---- TASK MATERIAL

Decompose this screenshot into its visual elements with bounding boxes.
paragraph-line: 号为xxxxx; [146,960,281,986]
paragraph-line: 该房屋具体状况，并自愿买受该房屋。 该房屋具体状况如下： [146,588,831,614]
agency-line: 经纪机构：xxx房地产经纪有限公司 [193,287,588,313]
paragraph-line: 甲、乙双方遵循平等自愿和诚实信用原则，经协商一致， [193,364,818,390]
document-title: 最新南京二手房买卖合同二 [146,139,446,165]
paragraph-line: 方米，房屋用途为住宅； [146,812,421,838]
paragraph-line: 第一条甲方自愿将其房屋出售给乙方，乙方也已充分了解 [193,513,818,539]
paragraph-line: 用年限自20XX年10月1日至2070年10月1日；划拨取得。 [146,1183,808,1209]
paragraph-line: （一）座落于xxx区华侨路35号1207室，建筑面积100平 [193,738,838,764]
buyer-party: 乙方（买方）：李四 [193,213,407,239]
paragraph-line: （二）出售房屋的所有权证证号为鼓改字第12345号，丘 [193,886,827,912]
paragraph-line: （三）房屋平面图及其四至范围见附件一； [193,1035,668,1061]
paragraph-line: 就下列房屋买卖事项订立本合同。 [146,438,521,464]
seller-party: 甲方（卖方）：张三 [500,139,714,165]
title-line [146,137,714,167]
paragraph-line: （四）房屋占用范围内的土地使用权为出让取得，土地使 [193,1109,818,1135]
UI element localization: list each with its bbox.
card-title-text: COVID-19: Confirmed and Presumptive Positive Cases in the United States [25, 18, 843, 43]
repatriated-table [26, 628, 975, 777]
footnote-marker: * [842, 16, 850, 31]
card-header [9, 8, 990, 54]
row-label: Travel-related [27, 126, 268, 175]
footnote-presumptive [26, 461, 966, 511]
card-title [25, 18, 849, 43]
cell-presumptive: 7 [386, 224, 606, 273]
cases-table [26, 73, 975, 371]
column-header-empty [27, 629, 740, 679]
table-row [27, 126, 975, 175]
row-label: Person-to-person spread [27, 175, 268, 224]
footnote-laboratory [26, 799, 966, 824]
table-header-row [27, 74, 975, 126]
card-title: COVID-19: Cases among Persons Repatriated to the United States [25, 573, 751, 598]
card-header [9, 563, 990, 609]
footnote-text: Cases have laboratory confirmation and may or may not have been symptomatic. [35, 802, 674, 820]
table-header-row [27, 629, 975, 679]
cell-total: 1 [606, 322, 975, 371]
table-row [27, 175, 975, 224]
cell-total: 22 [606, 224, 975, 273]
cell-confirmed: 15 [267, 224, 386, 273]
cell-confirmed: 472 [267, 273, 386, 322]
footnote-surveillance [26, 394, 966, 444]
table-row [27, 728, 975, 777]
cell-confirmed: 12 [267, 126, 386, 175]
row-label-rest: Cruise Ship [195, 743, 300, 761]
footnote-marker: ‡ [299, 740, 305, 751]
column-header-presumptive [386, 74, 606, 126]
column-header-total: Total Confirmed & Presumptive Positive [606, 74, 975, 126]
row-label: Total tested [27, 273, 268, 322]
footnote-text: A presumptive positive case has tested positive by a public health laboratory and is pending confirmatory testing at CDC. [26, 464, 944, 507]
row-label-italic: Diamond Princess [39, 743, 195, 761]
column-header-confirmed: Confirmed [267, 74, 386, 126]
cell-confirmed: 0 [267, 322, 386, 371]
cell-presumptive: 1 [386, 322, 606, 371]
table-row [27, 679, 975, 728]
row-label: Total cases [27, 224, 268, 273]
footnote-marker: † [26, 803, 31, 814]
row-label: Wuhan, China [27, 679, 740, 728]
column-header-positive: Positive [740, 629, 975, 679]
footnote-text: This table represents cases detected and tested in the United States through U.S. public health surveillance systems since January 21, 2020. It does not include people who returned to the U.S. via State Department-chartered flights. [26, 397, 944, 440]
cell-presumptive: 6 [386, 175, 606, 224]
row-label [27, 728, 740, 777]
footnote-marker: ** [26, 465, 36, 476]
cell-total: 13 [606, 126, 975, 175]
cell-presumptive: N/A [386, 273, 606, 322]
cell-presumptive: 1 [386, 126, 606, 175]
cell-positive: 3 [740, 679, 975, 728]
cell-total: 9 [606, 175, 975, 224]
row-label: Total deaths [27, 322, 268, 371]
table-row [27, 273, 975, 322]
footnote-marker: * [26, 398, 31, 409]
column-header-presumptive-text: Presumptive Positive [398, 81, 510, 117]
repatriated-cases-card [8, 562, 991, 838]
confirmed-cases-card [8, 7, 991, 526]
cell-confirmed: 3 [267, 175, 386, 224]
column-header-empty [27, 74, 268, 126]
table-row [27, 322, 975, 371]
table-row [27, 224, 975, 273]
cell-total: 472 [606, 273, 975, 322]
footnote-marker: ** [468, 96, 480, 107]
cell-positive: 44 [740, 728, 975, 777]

--------

■ WHAT NEEDS TO BE DONE
Return every line of both items above as a JSON array of strings, one string per line, with blank lines omitted.

■ FINISHED EXERCISE
[
  "Decompose this screenshot into its visual elements with bounding boxes.",
  "paragraph-line: 号为xxxxx; [146,960,281,986]",
  "paragraph-line: 该房屋具体状况，并自愿买受该房屋。 该房屋具体状况如下： [146,588,831,614]",
  "agency-line: 经纪机构：xxx房地产经纪有限公司 [193,287,588,313]",
  "paragraph-line: 甲、乙双方遵循平等自愿和诚实信用原则，经协商一致， [193,364,818,390]",
  "document-title: 最新南京二手房买卖合同二 [146,139,446,165]",
  "paragraph-line: 方米，房屋用途为住宅； [146,812,421,838]",
  "paragraph-line: 第一条甲方自愿将其房屋出售给乙方，乙方也已充分了解 [193,513,818,539]",
  "paragraph-line: 用年限自20XX年10月1日至2070年10月1日；划拨取得。 [146,1183,808,1209]",
  "paragraph-line: （一）座落于xxx区华侨路35号1207室，建筑面积100平 [193,738,838,764]",
  "buyer-party: 乙方（买方）：李四 [193,213,407,239]",
  "paragraph-line: （二）出售房屋的所有权证证号为鼓改字第12345号，丘 [193,886,827,912]",
  "paragraph-line: （三）房屋平面图及其四至范围见附件一； [193,1035,668,1061]",
  "paragraph-line: 就下列房屋买卖事项订立本合同。 [146,438,521,464]",
  "seller-party: 甲方（卖方）：张三 [500,139,714,165]",
  "title-line [146,137,714,167]",
  "paragraph-line: （四）房屋占用范围内的土地使用权为出让取得，土地使 [193,1109,818,1135]",
  "UI element localization: list each with its bbox.",
  "card-title-text: COVID-19: Confirmed and Presumptive Positive Cases in the United States [25, 18, 843, 43]",
  "repatriated-table [26, 628, 975, 777]",
  "footnote-marker: * [842, 16, 850, 31]",
  "card-header [9, 8, 990, 54]",
  "row-label: Travel-related [27, 126, 268, 175]",
  "footnote-presumptive [26, 461, 966, 511]",
  "card-title [25, 18, 849, 43]",
  "cell-presumptive: 7 [386, 224, 606, 273]",
  "cases-table [26, 73, 975, 371]",
  "column-header-empty [27, 629, 740, 679]",
  "table-row [27, 126, 975, 175]",
  "row-label: Person-to-person spread [27, 175, 268, 224]",
  "footnote-laboratory [26, 799, 966, 824]",
  "table-header-row [27, 74, 975, 126]",
  "card-title: COVID-19: Cases among Persons Repatriated to the United States [25, 573, 751, 598]",
  "card-header [9, 563, 990, 609]",
  "footnote-text: Cases have laboratory confirmation and may or may not have been symptomatic. [35, 802, 674, 820]",
  "table-header-row [27, 629, 975, 679]",
  "cell-total: 1 [606, 322, 975, 371]",
  "table-row [27, 175, 975, 224]",
  "cell-total: 22 [606, 224, 975, 273]",
  "cell-confirmed: 15 [267, 224, 386, 273]",
  "cell-confirmed: 472 [267, 273, 386, 322]",
  "footnote-surveillance [26, 394, 966, 444]",
  "table-row [27, 728, 975, 777]",
  "cell-confirmed: 12 [267, 126, 386, 175]",
  "row-label-rest: Cruise Ship [195, 743, 300, 761]",
  "footnote-marker: ‡ [299, 740, 305, 751]",
  "column-header-presumptive [386, 74, 606, 126]",
  "column-header-total: Total Confirmed & Presumptive Positive [606, 74, 975, 126]",
  "row-label: Total tested [27, 273, 268, 322]",
  "footnote-text: A presumptive positive case has tested positive by a public health laboratory and is pending confirmatory testing at CDC. [26, 464, 944, 507]",
  "row-label-italic: Diamond Princess [39, 743, 195, 761]",
  "column-header-confirmed: Confirmed [267, 74, 386, 126]",
  "cell-confirmed: 0 [267, 322, 386, 371]",
  "cell-presumptive: 1 [386, 322, 606, 371]",
  "table-row [27, 679, 975, 728]",
  "row-label: Total cases [27, 224, 268, 273]",
  "footnote-marker: † [26, 803, 31, 814]",
  "row-label: Wuhan, China [27, 679, 740, 728]",
  "column-header-positive: Positive [740, 629, 975, 679]",
  "footnote-text: This table represents cases detected and tested in the United States through U.S. public health surveillance systems since January 21, 2020. It does not include people who returned to the U.S. via State Department-chartered flights. [26, 397, 944, 440]",
  "cell-presumptive: 6 [386, 175, 606, 224]",
  "row-label [27, 728, 740, 777]",
  "footnote-marker: ** [26, 465, 36, 476]",
  "cell-total: 13 [606, 126, 975, 175]",
  "cell-presumptive: N/A [386, 273, 606, 322]",
  "cell-presumptive: 1 [386, 126, 606, 175]",
  "cell-positive: 3 [740, 679, 975, 728]",
  "cell-total: 9 [606, 175, 975, 224]",
  "row-label: Total deaths [27, 322, 268, 371]",
  "table-row [27, 273, 975, 322]",
  "footnote-marker: * [26, 398, 31, 409]",
  "column-header-presumptive-text: Presumptive Positive [398, 81, 510, 117]",
  "repatriated-cases-card [8, 562, 991, 838]",
  "confirmed-cases-card [8, 7, 991, 526]",
  "cell-confirmed: 3 [267, 175, 386, 224]",
  "column-header-empty [27, 74, 268, 126]",
  "table-row [27, 322, 975, 371]",
  "table-row [27, 224, 975, 273]",
  "cell-total: 472 [606, 273, 975, 322]",
  "footnote-marker: ** [468, 96, 480, 107]",
  "cell-positive: 44 [740, 728, 975, 777]"
]